(WHAT IS REQUIRED): Identify the lines that contain the string "物联网技术", then copy each of them.

-- Start AVAILABLE DATA --

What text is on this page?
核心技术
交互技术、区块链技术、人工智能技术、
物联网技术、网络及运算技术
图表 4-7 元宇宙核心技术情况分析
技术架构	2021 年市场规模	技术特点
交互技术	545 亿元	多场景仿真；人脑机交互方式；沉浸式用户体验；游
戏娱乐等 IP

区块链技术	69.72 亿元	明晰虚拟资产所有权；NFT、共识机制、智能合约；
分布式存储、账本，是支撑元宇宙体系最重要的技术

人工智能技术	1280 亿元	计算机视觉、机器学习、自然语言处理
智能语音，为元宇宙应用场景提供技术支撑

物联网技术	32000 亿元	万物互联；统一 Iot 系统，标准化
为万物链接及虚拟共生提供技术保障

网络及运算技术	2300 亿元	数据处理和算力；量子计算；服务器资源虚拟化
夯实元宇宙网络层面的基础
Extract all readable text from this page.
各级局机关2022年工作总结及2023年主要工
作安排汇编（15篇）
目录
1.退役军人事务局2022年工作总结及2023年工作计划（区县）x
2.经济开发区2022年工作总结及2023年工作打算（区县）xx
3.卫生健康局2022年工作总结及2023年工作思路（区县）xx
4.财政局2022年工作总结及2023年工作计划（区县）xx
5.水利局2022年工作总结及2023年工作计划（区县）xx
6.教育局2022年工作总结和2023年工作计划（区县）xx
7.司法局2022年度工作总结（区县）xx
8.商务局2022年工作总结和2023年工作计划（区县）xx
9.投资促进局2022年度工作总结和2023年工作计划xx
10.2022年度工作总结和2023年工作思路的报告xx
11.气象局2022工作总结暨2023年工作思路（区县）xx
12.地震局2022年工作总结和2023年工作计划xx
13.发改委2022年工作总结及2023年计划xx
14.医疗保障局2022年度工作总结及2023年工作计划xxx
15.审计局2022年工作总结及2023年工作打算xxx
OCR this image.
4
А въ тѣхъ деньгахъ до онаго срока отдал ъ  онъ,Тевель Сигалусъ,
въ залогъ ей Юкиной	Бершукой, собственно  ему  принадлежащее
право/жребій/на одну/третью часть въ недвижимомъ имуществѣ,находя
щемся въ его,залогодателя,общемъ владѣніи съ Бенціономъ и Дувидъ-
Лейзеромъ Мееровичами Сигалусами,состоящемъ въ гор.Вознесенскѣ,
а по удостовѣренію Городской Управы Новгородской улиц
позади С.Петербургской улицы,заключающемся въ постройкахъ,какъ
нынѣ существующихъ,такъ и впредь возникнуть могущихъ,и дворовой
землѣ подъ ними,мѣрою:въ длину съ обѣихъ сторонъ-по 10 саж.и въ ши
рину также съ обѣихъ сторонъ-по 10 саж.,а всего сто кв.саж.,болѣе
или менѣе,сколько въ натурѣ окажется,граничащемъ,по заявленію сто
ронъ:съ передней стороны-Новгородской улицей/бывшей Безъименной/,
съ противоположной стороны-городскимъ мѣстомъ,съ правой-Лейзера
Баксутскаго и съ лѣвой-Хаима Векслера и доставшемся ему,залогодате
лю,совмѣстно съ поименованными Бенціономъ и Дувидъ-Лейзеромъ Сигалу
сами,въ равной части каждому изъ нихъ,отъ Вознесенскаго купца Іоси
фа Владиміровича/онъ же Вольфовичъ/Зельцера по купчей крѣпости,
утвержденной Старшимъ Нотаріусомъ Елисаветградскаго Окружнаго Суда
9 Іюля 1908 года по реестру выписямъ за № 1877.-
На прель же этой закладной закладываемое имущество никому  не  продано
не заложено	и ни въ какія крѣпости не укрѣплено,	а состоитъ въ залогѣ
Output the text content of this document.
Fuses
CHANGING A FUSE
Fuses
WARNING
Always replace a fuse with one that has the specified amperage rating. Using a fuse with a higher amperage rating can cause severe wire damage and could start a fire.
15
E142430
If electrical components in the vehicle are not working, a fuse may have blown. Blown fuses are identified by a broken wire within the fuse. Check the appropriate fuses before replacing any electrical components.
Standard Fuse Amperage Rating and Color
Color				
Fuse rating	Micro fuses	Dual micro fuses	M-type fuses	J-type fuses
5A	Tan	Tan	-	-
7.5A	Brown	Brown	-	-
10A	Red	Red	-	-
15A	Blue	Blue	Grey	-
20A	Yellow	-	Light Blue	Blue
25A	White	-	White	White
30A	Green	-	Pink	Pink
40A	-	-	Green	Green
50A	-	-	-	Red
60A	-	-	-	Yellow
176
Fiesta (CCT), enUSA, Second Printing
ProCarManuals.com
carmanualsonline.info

-- End AVAILABLE DATA --

(RESPONSE):
物联网技术、网络及运算技术
物联网技术	32000 亿元	万物互联；统一 Iot 系统，标准化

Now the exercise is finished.